What is expected:
Omit the images. Copy each entry word for word.

::::

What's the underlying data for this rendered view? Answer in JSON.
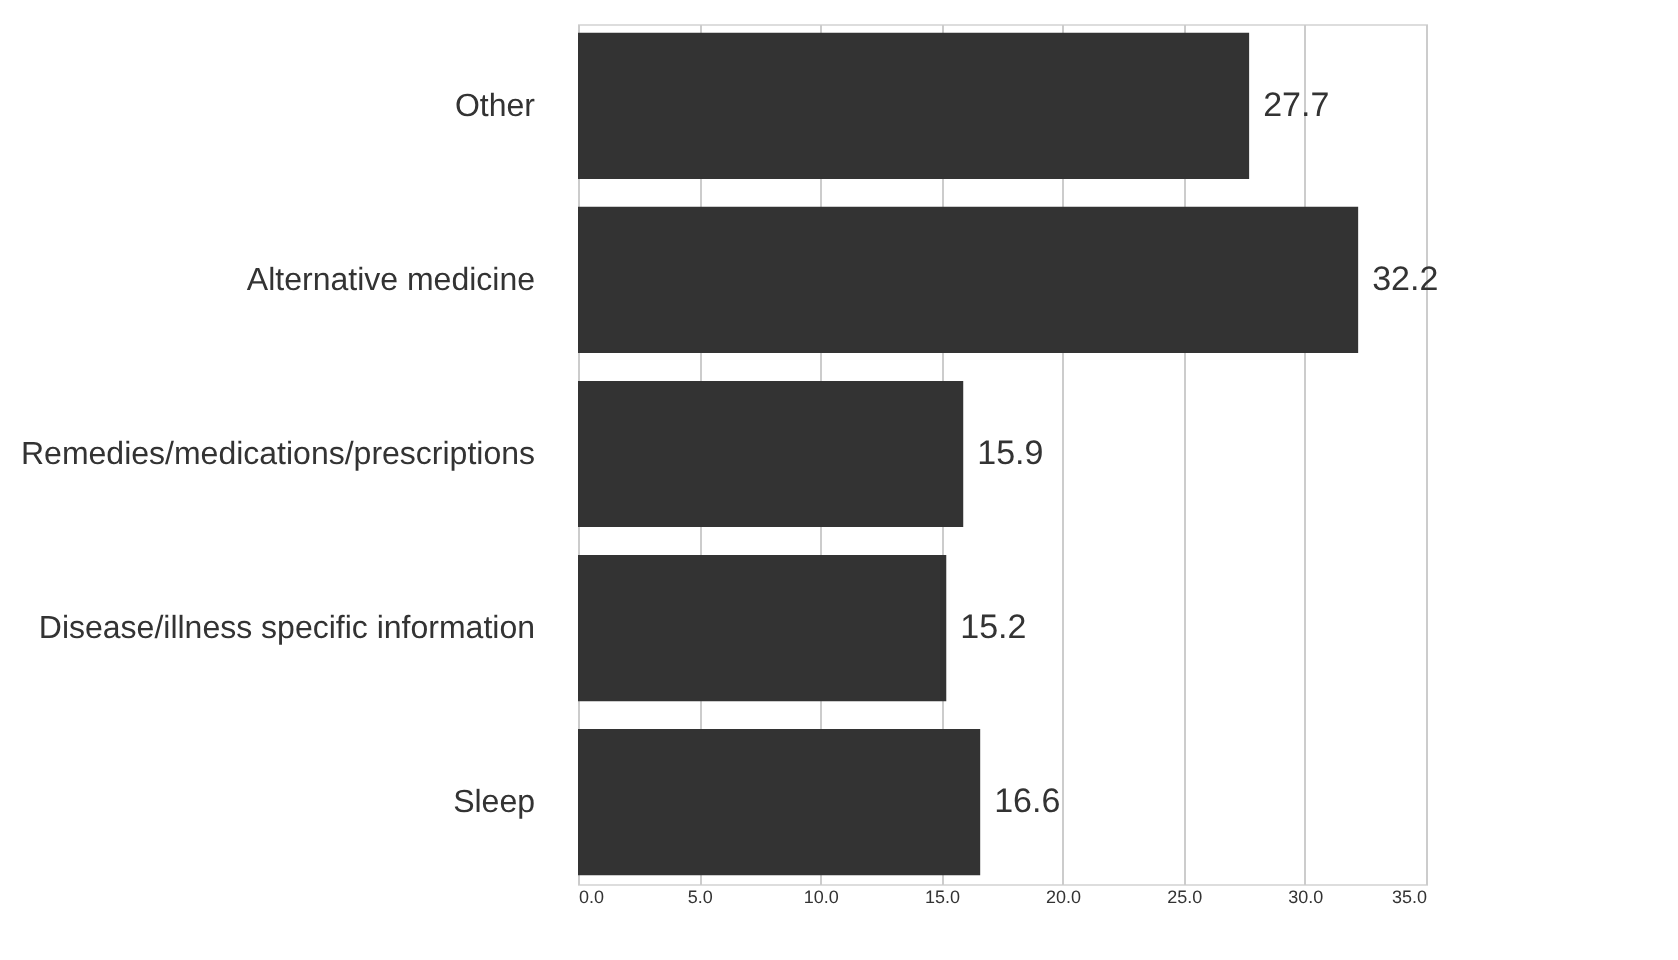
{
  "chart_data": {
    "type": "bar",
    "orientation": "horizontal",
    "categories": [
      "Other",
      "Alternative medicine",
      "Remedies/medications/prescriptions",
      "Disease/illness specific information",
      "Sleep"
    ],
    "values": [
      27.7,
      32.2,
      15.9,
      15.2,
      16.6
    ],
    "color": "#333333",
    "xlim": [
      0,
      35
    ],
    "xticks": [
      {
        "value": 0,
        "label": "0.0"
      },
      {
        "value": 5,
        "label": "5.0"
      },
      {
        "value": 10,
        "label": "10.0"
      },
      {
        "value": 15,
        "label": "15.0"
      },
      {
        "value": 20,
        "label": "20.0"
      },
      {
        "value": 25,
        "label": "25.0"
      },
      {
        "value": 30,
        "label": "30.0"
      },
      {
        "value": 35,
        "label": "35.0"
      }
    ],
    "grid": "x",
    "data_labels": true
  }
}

::::

Finished task:
What's the underlying data for this rendered view? Answer in JSON.
{
  "chart_data": {
    "type": "bar",
    "orientation": "horizontal",
    "categories": [
      "Other",
      "Alternative medicine",
      "Remedies/medications/prescriptions",
      "Disease/illness specific information",
      "Sleep"
    ],
    "values": [
      27.7,
      32.2,
      15.9,
      15.2,
      16.6
    ],
    "color": "#333333",
    "xlim": [
      0,
      35
    ],
    "xticks": [
      {
        "value": 0,
        "label": "0.0"
      },
      {
        "value": 5,
        "label": "5.0"
      },
      {
        "value": 10,
        "label": "10.0"
      },
      {
        "value": 15,
        "label": "15.0"
      },
      {
        "value": 20,
        "label": "20.0"
      },
      {
        "value": 25,
        "label": "25.0"
      },
      {
        "value": 30,
        "label": "30.0"
      },
      {
        "value": 35,
        "label": "35.0"
      }
    ],
    "grid": "x",
    "data_labels": true
  }
}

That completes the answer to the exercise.